YOUR TASK: Copy the listing below word for word, leaving out the pictures.

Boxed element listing
● ● ● ● ● ● ●

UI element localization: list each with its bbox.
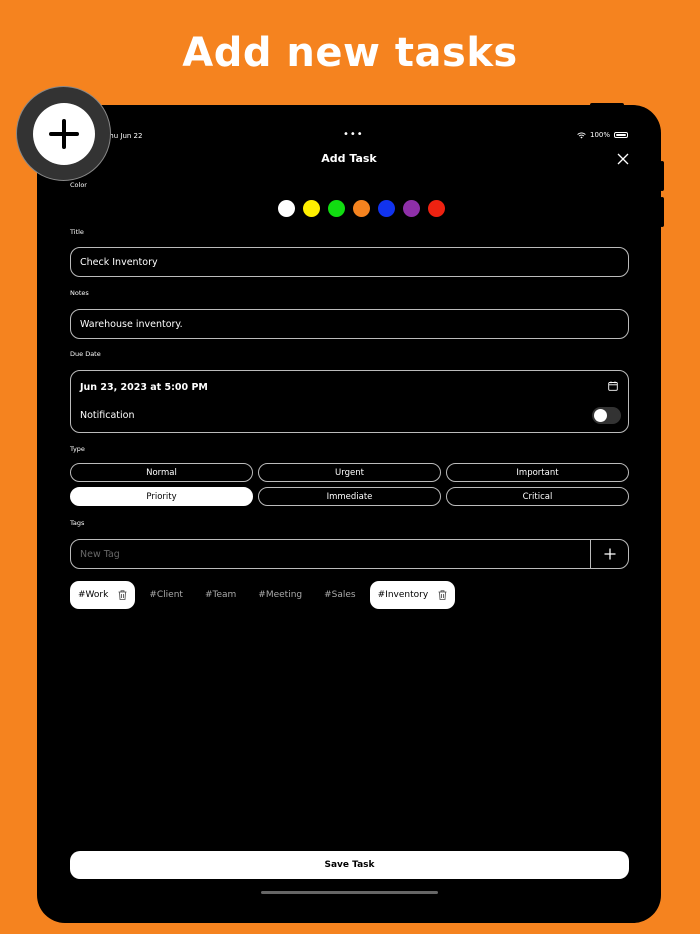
notification-toggle[interactable] [592, 407, 621, 424]
color-swatch[interactable] [352, 200, 370, 217]
multitasking-dots[interactable]: ••• [343, 129, 364, 140]
tag-label: #Sales [324, 590, 356, 600]
title-field[interactable]: Check Inventory [70, 247, 629, 277]
toggle-knob [594, 409, 607, 422]
battery-percentage: 100% [589, 131, 610, 139]
save-task-button[interactable]: Save Task [70, 851, 629, 879]
type-selector: Normal Urgent Important Priority Immediate Cr… [70, 463, 629, 506]
device-screen: Thu Jun 22 ••• 100% Add Task Color Title… [37, 105, 661, 923]
due-date-value[interactable]: Jun 23, 2023 at 5:00 PM [80, 382, 208, 393]
color-swatch[interactable] [277, 200, 295, 217]
color-swatch[interactable] [302, 200, 320, 217]
trash-icon[interactable] [438, 590, 447, 600]
tag-chip[interactable]: #Sales [316, 581, 364, 609]
notes-value: Warehouse inventory. [80, 318, 183, 330]
notes-field[interactable]: Warehouse inventory. [70, 309, 629, 339]
new-tag-placeholder: New Tag [80, 549, 120, 560]
type-option-urgent[interactable]: Urgent [258, 463, 441, 482]
notification-label: Notification [80, 410, 135, 421]
tag-chip[interactable]: #Work [70, 581, 136, 609]
status-right: 100% [577, 131, 628, 139]
due-date-box: Jun 23, 2023 at 5:00 PM Notification [70, 370, 629, 433]
color-swatch[interactable] [327, 200, 345, 217]
notes-label: Notes [70, 289, 89, 297]
type-option-critical[interactable]: Critical [446, 487, 629, 506]
new-tag-input[interactable]: New Tag [70, 539, 629, 569]
color-label: Color [70, 181, 87, 189]
type-option-priority[interactable]: Priority [70, 487, 253, 506]
close-icon[interactable] [617, 153, 629, 165]
page-title: Add Task [321, 152, 377, 165]
calendar-icon[interactable] [608, 381, 618, 391]
wifi-icon [577, 132, 586, 138]
plus-circle [32, 102, 95, 165]
tag-chip[interactable]: #Inventory [369, 581, 456, 609]
color-picker [37, 200, 661, 217]
color-swatch[interactable] [377, 200, 395, 217]
tag-label: #Client [149, 590, 183, 600]
type-option-normal[interactable]: Normal [70, 463, 253, 482]
trash-icon[interactable] [118, 590, 127, 600]
tag-label: #Work [78, 590, 109, 600]
color-swatch[interactable] [427, 200, 445, 217]
tags-list: #Work #Client #Team #Meeting #Sales #Inventor… [70, 581, 456, 609]
tag-label: #Inventory [377, 590, 429, 600]
due-date-label: Due Date [70, 350, 101, 358]
tag-label: #Meeting [258, 590, 303, 600]
battery-icon [614, 132, 628, 138]
title-value: Check Inventory [80, 256, 158, 268]
color-swatch[interactable] [402, 200, 420, 217]
add-task-badge [16, 86, 111, 181]
type-option-immediate[interactable]: Immediate [258, 487, 441, 506]
promo-headline: Add new tasks [182, 30, 518, 76]
plus-icon [604, 548, 615, 560]
add-tag-button[interactable] [590, 540, 628, 568]
tag-chip[interactable]: #Meeting [250, 581, 310, 609]
home-indicator[interactable] [261, 891, 438, 894]
tag-chip[interactable]: #Team [197, 581, 244, 609]
type-label: Type [70, 445, 85, 453]
plus-icon [48, 118, 79, 149]
tag-chip[interactable]: #Client [141, 581, 191, 609]
title-label: Title [70, 228, 84, 236]
type-option-important[interactable]: Important [446, 463, 629, 482]
tags-label: Tags [70, 519, 85, 527]
tag-label: #Team [204, 590, 237, 600]
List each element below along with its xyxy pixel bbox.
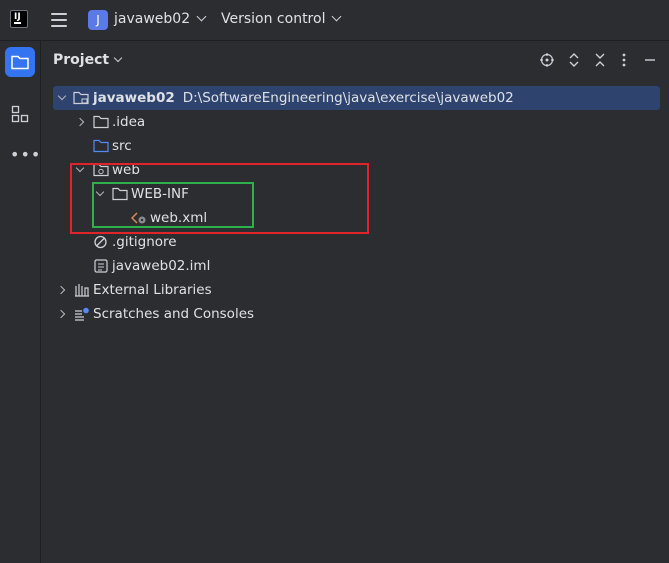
panel-title[interactable]: Project [53, 52, 123, 68]
folder-icon [93, 115, 109, 129]
highlight-box-green [92, 182, 254, 228]
source-folder-icon [93, 139, 109, 153]
version-control-menu[interactable]: Version control [221, 11, 342, 27]
project-selector[interactable]: javaweb02 [114, 11, 207, 27]
root-path: D:\SoftwareEngineering\java\exercise\jav… [182, 90, 514, 106]
options-icon[interactable] [622, 53, 626, 71]
tree-row-idea[interactable]: .idea [53, 110, 661, 134]
structure-icon [11, 105, 29, 123]
module-folder-icon [73, 91, 89, 105]
chevron-right-icon[interactable] [56, 278, 68, 302]
tree-row-scratches[interactable]: Scratches and Consoles [53, 302, 661, 326]
minimize-icon[interactable] [644, 53, 656, 71]
hamburger-icon[interactable] [51, 13, 67, 27]
expand-all-icon[interactable] [568, 53, 580, 71]
tree-row-iml[interactable]: javaweb02.iml [53, 254, 661, 278]
project-tool-button[interactable] [5, 47, 35, 77]
gitignore-icon [94, 235, 107, 249]
tool-window-strip: ••• [0, 41, 41, 563]
structure-tool-button[interactable] [11, 105, 29, 127]
chevron-down-icon [332, 11, 342, 22]
more-icon[interactable]: ••• [10, 145, 41, 164]
root-name: javaweb02 [93, 90, 175, 106]
intellij-logo-icon[interactable]: IJ [10, 10, 28, 28]
title-bar: IJ J javaweb02 Version control [0, 0, 669, 41]
chevron-down-icon [113, 53, 123, 63]
chevron-down-icon [196, 11, 207, 22]
scratches-icon [75, 307, 89, 321]
chevron-right-icon[interactable] [75, 110, 87, 134]
library-icon [75, 284, 89, 297]
tree-row-root[interactable]: javaweb02 D:\SoftwareEngineering\java\exe… [53, 86, 660, 110]
chevron-right-icon[interactable] [56, 302, 68, 326]
chevron-down-icon[interactable] [57, 86, 69, 110]
project-badge[interactable]: J [88, 10, 108, 30]
tree-row-src[interactable]: src [53, 134, 661, 158]
collapse-all-icon[interactable] [594, 53, 606, 71]
tree-row-external-libraries[interactable]: External Libraries [53, 278, 661, 302]
project-name: javaweb02 [114, 11, 191, 27]
iml-file-icon [94, 259, 108, 273]
version-control-label: Version control [221, 11, 326, 27]
locate-icon[interactable] [540, 53, 554, 71]
folder-icon [11, 55, 29, 70]
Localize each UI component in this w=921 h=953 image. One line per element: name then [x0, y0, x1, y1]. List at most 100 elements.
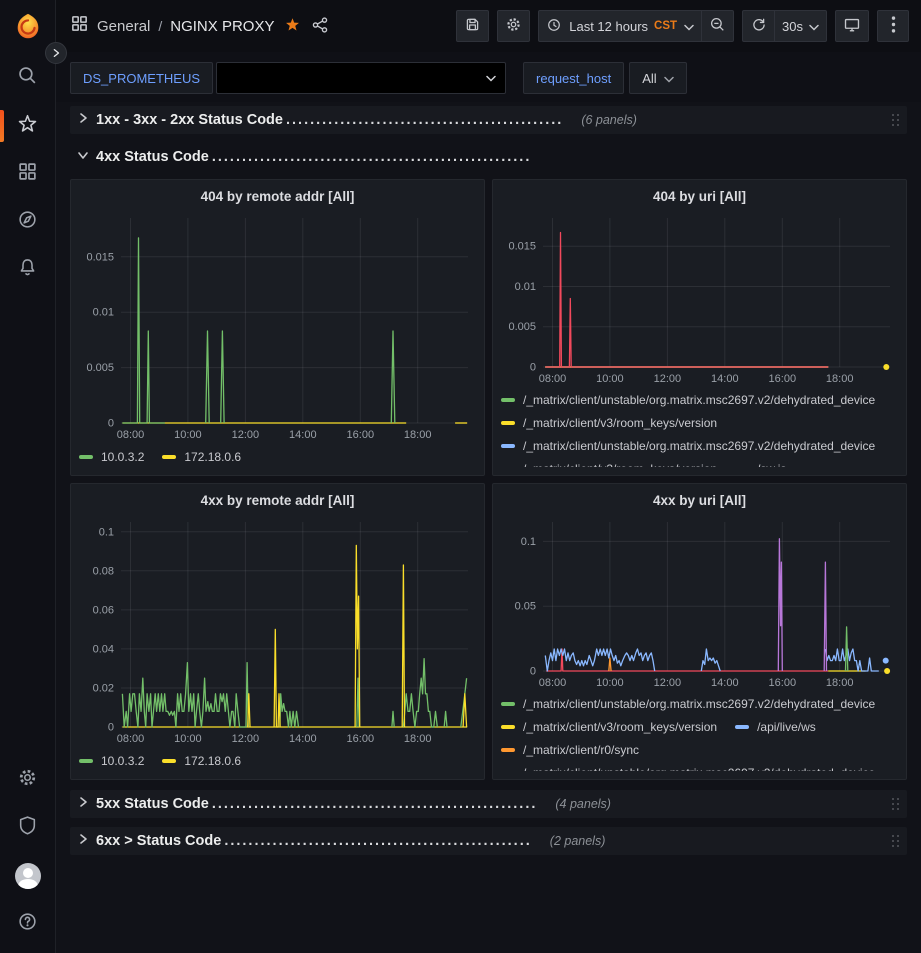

● ● ● ● ● ● ●

EXERCISE RESPONSE:
UI element localization: list each with its bbox.
notification-toggle[interactable] [592, 407, 621, 424]
color-swatch[interactable] [352, 200, 370, 217]
multitasking-dots[interactable]: ••• [343, 129, 364, 140]
tag-label: #Sales [324, 590, 356, 600]
title-field[interactable]: Check Inventory [70, 247, 629, 277]
toggle-knob [594, 409, 607, 422]
battery-percentage: 100% [589, 131, 610, 139]
save-task-button[interactable]: Save Task [70, 851, 629, 879]
type-selector: Normal Urgent Important Priority Immediate Cr… [70, 463, 629, 506]
device-screen: Thu Jun 22 ••• 100% Add Task Color Title… [37, 105, 661, 923]
due-date-value[interactable]: Jun 23, 2023 at 5:00 PM [80, 382, 208, 393]
color-swatch[interactable] [277, 200, 295, 217]
color-swatch[interactable] [302, 200, 320, 217]
trash-icon[interactable] [438, 590, 447, 600]
tag-chip[interactable]: #Sales [316, 581, 364, 609]
notes-value: Warehouse inventory. [80, 318, 183, 330]
notes-field[interactable]: Warehouse inventory. [70, 309, 629, 339]
new-tag-placeholder: New Tag [80, 549, 120, 560]
type-option-urgent[interactable]: Urgent [258, 463, 441, 482]
notification-label: Notification [80, 410, 135, 421]
tag-chip[interactable]: #Work [70, 581, 136, 609]
status-right: 100% [577, 131, 628, 139]
due-date-box: Jun 23, 2023 at 5:00 PM Notification [70, 370, 629, 433]
color-swatch[interactable] [327, 200, 345, 217]
notes-label: Notes [70, 289, 89, 297]
type-option-critical[interactable]: Critical [446, 487, 629, 506]
new-tag-input[interactable]: New Tag [70, 539, 629, 569]
color-label: Color [70, 181, 87, 189]
type-option-priority[interactable]: Priority [70, 487, 253, 506]
close-icon[interactable] [617, 153, 629, 165]
page-title: Add Task [321, 152, 377, 165]
calendar-icon[interactable] [608, 381, 618, 391]
wifi-icon [577, 132, 586, 138]
plus-circle [32, 102, 95, 165]
tag-chip[interactable]: #Inventory [369, 581, 456, 609]
color-picker [37, 200, 661, 217]
color-swatch[interactable] [377, 200, 395, 217]
tag-label: #Client [149, 590, 183, 600]
type-option-normal[interactable]: Normal [70, 463, 253, 482]
trash-icon[interactable] [118, 590, 127, 600]
tag-label: #Work [78, 590, 109, 600]
color-swatch[interactable] [427, 200, 445, 217]
tags-list: #Work #Client #Team #Meeting #Sales #Inventor… [70, 581, 456, 609]
tag-label: #Inventory [377, 590, 429, 600]
due-date-label: Due Date [70, 350, 101, 358]
tag-label: #Meeting [258, 590, 303, 600]
battery-icon [614, 132, 628, 138]
title-value: Check Inventory [80, 256, 158, 268]
color-swatch[interactable] [402, 200, 420, 217]
add-task-badge [16, 86, 111, 181]
type-option-immediate[interactable]: Immediate [258, 487, 441, 506]
promo-headline: Add new tasks [182, 30, 518, 76]
plus-icon [604, 548, 615, 560]
add-tag-button[interactable] [590, 540, 628, 568]
tag-chip[interactable]: #Meeting [250, 581, 310, 609]
home-indicator[interactable] [261, 891, 438, 894]
tag-chip[interactable]: #Team [197, 581, 244, 609]
type-label: Type [70, 445, 85, 453]
plus-icon [48, 118, 79, 149]
tag-chip[interactable]: #Client [141, 581, 191, 609]
title-label: Title [70, 228, 84, 236]
type-option-important[interactable]: Important [446, 463, 629, 482]
tags-label: Tags [70, 519, 85, 527]
tag-label: #Team [204, 590, 237, 600]
List each element below along with its xyxy pixel bbox.
panel-title[interactable]: Project [53, 52, 123, 68]
folder-icon [93, 115, 109, 129]
highlight-box-green [92, 182, 254, 228]
source-folder-icon [93, 139, 109, 153]
version-control-menu[interactable]: Version control [221, 11, 342, 27]
project-selector[interactable]: javaweb02 [114, 11, 207, 27]
root-path: D:\SoftwareEngineering\java\exercise\jav… [182, 90, 514, 106]
options-icon[interactable] [622, 53, 626, 71]
tree-row-idea[interactable]: .idea [53, 110, 661, 134]
structure-icon [11, 105, 29, 123]
module-folder-icon [73, 91, 89, 105]
chevron-right-icon[interactable] [56, 278, 68, 302]
tree-row-scratches[interactable]: Scratches and Consoles [53, 302, 661, 326]
minimize-icon[interactable] [644, 53, 656, 71]
hamburger-icon[interactable] [51, 13, 67, 27]
expand-all-icon[interactable] [568, 53, 580, 71]
tree-row-iml[interactable]: javaweb02.iml [53, 254, 661, 278]
project-tool-button[interactable] [5, 47, 35, 77]
gitignore-icon [94, 235, 107, 249]
tool-window-strip: ••• [0, 41, 41, 563]
structure-tool-button[interactable] [11, 105, 29, 127]
chevron-down-icon [332, 11, 342, 22]
more-icon[interactable]: ••• [10, 145, 41, 164]
root-name: javaweb02 [93, 90, 175, 106]
intellij-logo-icon[interactable]: IJ [10, 10, 28, 28]
title-bar: IJ J javaweb02 Version control [0, 0, 669, 41]
chevron-down-icon [113, 53, 123, 63]
chevron-down-icon [196, 11, 207, 22]
scratches-icon [75, 307, 89, 321]
chevron-right-icon[interactable] [75, 110, 87, 134]
library-icon [75, 284, 89, 297]
tree-row-root[interactable]: javaweb02 D:\SoftwareEngineering\java\exe… [53, 86, 660, 110]
chevron-right-icon[interactable] [56, 302, 68, 326]
chevron-down-icon[interactable] [57, 86, 69, 110]
project-badge[interactable]: J [88, 10, 108, 30]
tree-row-src[interactable]: src [53, 134, 661, 158]
collapse-all-icon[interactable] [594, 53, 606, 71]
tree-row-external-libraries[interactable]: External Libraries [53, 278, 661, 302]
project-name: javaweb02 [114, 11, 191, 27]
iml-file-icon [94, 259, 108, 273]
version-control-label: Version control [221, 11, 326, 27]
locate-icon[interactable] [540, 53, 554, 71]
folder-icon [11, 55, 29, 70]
Localize each UI component in this w=921 h=953 image. One line per element: name then [x0, y0, x1, y1]. List at most 100 elements.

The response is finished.